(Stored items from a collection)

^^^^^^^^^^^^^^^^

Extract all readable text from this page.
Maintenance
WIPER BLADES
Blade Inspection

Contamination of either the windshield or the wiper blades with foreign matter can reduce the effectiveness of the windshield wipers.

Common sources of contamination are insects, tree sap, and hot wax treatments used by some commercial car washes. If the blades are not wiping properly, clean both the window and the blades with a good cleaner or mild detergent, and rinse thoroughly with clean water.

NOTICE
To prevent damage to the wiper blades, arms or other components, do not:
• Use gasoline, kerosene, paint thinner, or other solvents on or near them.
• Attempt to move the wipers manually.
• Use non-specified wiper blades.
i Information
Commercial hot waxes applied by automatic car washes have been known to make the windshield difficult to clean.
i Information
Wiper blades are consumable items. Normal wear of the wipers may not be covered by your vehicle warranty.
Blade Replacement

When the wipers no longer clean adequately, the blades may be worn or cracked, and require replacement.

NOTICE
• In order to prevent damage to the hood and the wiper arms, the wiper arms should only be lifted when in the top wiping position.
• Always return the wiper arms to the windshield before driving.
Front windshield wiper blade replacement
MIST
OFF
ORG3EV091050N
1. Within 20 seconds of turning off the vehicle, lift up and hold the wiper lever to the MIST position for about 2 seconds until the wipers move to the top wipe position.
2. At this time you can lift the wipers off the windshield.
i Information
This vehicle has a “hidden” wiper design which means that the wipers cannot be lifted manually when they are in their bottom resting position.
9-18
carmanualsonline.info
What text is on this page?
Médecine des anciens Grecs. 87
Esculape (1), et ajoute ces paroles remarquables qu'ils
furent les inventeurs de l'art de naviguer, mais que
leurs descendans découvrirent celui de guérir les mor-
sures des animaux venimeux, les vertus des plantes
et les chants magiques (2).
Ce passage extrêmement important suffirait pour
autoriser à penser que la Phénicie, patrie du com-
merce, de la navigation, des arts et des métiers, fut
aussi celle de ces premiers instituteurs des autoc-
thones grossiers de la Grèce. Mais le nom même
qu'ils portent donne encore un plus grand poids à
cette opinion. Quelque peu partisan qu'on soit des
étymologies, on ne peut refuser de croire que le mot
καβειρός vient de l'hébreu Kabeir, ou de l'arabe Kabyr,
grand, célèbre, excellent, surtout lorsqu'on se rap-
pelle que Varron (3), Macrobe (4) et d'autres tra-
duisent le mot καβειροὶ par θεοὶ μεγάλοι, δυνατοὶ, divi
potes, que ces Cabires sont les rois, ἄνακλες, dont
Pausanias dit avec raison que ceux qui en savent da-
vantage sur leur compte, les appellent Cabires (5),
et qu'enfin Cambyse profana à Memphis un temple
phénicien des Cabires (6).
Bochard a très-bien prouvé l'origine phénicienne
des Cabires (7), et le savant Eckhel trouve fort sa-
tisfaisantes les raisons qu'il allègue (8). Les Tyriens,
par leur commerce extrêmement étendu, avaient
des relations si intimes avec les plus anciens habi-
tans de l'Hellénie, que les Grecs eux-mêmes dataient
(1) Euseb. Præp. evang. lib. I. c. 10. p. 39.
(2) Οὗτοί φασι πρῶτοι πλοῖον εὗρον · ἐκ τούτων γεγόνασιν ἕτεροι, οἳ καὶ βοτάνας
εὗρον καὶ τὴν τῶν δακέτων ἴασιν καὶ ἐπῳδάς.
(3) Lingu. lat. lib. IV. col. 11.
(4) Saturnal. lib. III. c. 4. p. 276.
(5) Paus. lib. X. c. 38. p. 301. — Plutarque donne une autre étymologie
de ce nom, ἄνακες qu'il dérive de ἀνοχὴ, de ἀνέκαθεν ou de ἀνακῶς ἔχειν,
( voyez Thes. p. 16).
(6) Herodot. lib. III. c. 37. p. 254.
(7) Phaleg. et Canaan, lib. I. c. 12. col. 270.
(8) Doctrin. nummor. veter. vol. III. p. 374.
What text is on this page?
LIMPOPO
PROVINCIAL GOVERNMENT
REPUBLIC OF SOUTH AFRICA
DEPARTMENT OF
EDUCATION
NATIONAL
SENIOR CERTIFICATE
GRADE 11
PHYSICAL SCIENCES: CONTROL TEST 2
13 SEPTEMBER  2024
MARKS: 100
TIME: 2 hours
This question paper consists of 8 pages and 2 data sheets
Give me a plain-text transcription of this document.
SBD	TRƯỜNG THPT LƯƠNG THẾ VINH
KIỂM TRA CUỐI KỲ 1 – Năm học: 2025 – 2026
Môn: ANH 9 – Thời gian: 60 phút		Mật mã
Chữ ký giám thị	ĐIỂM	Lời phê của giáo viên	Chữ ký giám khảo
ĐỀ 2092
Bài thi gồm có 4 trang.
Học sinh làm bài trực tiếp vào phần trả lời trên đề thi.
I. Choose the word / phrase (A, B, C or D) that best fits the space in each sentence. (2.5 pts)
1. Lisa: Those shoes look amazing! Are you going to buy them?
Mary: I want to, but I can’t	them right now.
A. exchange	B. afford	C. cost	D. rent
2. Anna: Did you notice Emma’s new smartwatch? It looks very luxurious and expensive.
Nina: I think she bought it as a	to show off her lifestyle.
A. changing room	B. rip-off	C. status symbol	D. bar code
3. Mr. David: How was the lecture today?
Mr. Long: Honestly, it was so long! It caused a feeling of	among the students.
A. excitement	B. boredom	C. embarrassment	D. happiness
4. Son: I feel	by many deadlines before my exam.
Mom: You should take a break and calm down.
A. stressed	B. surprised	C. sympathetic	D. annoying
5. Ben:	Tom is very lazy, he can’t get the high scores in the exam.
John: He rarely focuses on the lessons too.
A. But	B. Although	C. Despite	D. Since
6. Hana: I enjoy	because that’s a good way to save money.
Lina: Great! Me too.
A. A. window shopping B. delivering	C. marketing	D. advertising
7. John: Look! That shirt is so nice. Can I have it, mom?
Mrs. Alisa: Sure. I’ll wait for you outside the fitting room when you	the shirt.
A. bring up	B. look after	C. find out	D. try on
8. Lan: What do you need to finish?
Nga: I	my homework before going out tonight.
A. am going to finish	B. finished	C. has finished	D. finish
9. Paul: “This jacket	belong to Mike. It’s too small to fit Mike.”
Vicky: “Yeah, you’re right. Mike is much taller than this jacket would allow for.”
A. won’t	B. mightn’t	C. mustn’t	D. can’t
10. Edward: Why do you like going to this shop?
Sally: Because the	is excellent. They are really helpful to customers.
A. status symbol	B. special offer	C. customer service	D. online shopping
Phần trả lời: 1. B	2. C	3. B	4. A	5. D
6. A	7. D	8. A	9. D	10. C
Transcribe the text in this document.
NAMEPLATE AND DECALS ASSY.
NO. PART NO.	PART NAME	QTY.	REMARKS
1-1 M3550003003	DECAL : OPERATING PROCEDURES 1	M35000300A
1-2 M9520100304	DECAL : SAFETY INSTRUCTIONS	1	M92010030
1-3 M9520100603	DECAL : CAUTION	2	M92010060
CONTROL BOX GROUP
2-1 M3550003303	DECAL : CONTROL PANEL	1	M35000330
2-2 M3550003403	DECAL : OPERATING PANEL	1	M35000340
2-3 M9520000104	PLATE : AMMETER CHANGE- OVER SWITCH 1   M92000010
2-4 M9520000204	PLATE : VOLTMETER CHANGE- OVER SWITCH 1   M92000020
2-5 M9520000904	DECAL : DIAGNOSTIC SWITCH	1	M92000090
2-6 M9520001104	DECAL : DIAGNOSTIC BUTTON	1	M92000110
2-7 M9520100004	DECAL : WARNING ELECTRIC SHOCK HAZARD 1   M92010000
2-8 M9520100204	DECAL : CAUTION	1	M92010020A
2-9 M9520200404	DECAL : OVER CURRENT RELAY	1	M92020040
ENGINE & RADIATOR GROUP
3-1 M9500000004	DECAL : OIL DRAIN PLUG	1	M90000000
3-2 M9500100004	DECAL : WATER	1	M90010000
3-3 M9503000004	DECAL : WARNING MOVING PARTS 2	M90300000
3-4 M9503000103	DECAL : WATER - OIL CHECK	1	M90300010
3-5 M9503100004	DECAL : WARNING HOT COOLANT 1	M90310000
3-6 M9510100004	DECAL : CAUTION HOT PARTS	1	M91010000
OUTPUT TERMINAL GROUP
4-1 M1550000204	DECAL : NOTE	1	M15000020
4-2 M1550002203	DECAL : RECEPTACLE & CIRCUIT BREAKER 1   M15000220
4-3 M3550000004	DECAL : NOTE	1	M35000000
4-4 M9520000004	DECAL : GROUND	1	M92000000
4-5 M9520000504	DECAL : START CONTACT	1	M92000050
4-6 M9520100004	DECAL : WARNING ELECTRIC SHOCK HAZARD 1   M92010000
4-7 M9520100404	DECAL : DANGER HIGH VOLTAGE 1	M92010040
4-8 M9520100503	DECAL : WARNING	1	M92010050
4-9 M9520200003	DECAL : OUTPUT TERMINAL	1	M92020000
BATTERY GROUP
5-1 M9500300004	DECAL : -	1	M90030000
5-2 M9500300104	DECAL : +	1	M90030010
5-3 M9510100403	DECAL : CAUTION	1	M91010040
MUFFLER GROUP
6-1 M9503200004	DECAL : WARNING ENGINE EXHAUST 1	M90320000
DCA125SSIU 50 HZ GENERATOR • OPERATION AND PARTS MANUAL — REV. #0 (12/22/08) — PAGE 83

^^^^^^^^^^^^^^^^

* _REQUIREMENT_: Whichever lines contain the string "PANEL", select and copy them.

* _WRITTEN REPLY_:
2-1 M3550003303	DECAL : CONTROL PANEL	1	M35000330
2-2 M3550003403	DECAL : OPERATING PANEL	1	M35000340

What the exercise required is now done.